REQUEST: Here are some entries; quote each one exactly.

[Figure data in JSON]
----------

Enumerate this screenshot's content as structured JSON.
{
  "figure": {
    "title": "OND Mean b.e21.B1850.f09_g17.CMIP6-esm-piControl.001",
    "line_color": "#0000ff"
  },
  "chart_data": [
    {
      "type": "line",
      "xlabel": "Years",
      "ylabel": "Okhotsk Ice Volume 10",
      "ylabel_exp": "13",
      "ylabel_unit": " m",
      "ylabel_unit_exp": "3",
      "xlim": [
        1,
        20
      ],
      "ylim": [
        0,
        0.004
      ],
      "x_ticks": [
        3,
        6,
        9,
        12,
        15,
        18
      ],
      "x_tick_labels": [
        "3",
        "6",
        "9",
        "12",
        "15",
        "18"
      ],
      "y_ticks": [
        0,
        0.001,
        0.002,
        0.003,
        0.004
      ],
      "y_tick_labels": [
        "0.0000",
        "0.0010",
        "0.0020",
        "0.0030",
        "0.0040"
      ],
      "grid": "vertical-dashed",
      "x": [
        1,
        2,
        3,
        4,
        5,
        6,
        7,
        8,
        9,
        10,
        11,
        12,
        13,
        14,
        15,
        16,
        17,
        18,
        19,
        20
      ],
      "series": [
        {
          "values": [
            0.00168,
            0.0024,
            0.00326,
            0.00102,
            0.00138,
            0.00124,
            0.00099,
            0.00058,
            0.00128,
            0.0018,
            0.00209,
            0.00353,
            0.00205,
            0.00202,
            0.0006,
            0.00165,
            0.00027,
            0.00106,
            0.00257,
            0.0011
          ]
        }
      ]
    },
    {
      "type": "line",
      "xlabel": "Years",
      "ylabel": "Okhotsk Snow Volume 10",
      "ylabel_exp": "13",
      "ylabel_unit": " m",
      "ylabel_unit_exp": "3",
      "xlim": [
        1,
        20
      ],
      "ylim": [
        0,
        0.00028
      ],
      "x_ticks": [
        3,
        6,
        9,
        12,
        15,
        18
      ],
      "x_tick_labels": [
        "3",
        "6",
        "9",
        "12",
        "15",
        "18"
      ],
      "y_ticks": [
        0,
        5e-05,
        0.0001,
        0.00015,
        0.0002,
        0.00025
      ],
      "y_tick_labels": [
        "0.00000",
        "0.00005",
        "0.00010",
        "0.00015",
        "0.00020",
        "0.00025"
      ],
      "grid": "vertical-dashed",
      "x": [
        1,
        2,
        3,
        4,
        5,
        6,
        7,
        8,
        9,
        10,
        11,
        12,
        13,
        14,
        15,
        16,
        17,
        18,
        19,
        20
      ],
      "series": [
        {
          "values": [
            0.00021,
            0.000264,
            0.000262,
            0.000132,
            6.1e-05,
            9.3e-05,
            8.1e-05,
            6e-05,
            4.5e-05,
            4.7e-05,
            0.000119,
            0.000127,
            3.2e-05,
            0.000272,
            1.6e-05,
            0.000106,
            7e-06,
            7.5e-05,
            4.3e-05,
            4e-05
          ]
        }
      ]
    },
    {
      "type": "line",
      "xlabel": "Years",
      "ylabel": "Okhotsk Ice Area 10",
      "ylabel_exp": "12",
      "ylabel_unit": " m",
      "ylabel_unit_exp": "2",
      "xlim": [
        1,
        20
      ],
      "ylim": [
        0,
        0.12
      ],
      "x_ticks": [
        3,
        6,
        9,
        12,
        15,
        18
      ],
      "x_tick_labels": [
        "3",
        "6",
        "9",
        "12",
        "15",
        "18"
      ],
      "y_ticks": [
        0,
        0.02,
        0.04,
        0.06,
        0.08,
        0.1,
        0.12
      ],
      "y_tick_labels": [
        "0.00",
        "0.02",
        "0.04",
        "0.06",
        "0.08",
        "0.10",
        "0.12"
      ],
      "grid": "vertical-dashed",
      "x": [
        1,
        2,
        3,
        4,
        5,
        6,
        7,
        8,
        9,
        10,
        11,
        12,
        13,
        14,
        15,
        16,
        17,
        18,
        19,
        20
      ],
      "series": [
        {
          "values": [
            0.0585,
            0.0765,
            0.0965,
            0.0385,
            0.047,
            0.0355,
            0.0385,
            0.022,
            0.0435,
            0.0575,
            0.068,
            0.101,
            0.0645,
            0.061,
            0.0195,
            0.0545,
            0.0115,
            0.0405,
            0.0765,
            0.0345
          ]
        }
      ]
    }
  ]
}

----------

SOLUTION FOR THIS PROBLEM:
Enumerate this screenshot's content as structured JSON.
{
  "figure": {
    "title": "OND Mean b.e21.B1850.f09_g17.CMIP6-esm-piControl.001",
    "line_color": "#0000ff"
  },
  "chart_data": [
    {
      "type": "line",
      "xlabel": "Years",
      "ylabel": "Okhotsk Ice Volume 10",
      "ylabel_exp": "13",
      "ylabel_unit": " m",
      "ylabel_unit_exp": "3",
      "xlim": [
        1,
        20
      ],
      "ylim": [
        0,
        0.004
      ],
      "x_ticks": [
        3,
        6,
        9,
        12,
        15,
        18
      ],
      "x_tick_labels": [
        "3",
        "6",
        "9",
        "12",
        "15",
        "18"
      ],
      "y_ticks": [
        0,
        0.001,
        0.002,
        0.003,
        0.004
      ],
      "y_tick_labels": [
        "0.0000",
        "0.0010",
        "0.0020",
        "0.0030",
        "0.0040"
      ],
      "grid": "vertical-dashed",
      "x": [
        1,
        2,
        3,
        4,
        5,
        6,
        7,
        8,
        9,
        10,
        11,
        12,
        13,
        14,
        15,
        16,
        17,
        18,
        19,
        20
      ],
      "series": [
        {
          "values": [
            0.00168,
            0.0024,
            0.00326,
            0.00102,
            0.00138,
            0.00124,
            0.00099,
            0.00058,
            0.00128,
            0.0018,
            0.00209,
            0.00353,
            0.00205,
            0.00202,
            0.0006,
            0.00165,
            0.00027,
            0.00106,
            0.00257,
            0.0011
          ]
        }
      ]
    },
    {
      "type": "line",
      "xlabel": "Years",
      "ylabel": "Okhotsk Snow Volume 10",
      "ylabel_exp": "13",
      "ylabel_unit": " m",
      "ylabel_unit_exp": "3",
      "xlim": [
        1,
        20
      ],
      "ylim": [
        0,
        0.00028
      ],
      "x_ticks": [
        3,
        6,
        9,
        12,
        15,
        18
      ],
      "x_tick_labels": [
        "3",
        "6",
        "9",
        "12",
        "15",
        "18"
      ],
      "y_ticks": [
        0,
        5e-05,
        0.0001,
        0.00015,
        0.0002,
        0.00025
      ],
      "y_tick_labels": [
        "0.00000",
        "0.00005",
        "0.00010",
        "0.00015",
        "0.00020",
        "0.00025"
      ],
      "grid": "vertical-dashed",
      "x": [
        1,
        2,
        3,
        4,
        5,
        6,
        7,
        8,
        9,
        10,
        11,
        12,
        13,
        14,
        15,
        16,
        17,
        18,
        19,
        20
      ],
      "series": [
        {
          "values": [
            0.00021,
            0.000264,
            0.000262,
            0.000132,
            6.1e-05,
            9.3e-05,
            8.1e-05,
            6e-05,
            4.5e-05,
            4.7e-05,
            0.000119,
            0.000127,
            3.2e-05,
            0.000272,
            1.6e-05,
            0.000106,
            7e-06,
            7.5e-05,
            4.3e-05,
            4e-05
          ]
        }
      ]
    },
    {
      "type": "line",
      "xlabel": "Years",
      "ylabel": "Okhotsk Ice Area 10",
      "ylabel_exp": "12",
      "ylabel_unit": " m",
      "ylabel_unit_exp": "2",
      "xlim": [
        1,
        20
      ],
      "ylim": [
        0,
        0.12
      ],
      "x_ticks": [
        3,
        6,
        9,
        12,
        15,
        18
      ],
      "x_tick_labels": [
        "3",
        "6",
        "9",
        "12",
        "15",
        "18"
      ],
      "y_ticks": [
        0,
        0.02,
        0.04,
        0.06,
        0.08,
        0.1,
        0.12
      ],
      "y_tick_labels": [
        "0.00",
        "0.02",
        "0.04",
        "0.06",
        "0.08",
        "0.10",
        "0.12"
      ],
      "grid": "vertical-dashed",
      "x": [
        1,
        2,
        3,
        4,
        5,
        6,
        7,
        8,
        9,
        10,
        11,
        12,
        13,
        14,
        15,
        16,
        17,
        18,
        19,
        20
      ],
      "series": [
        {
          "values": [
            0.0585,
            0.0765,
            0.0965,
            0.0385,
            0.047,
            0.0355,
            0.0385,
            0.022,
            0.0435,
            0.0575,
            0.068,
            0.101,
            0.0645,
            0.061,
            0.0195,
            0.0545,
            0.0115,
            0.0405,
            0.0765,
            0.0345
          ]
        }
      ]
    }
  ]
}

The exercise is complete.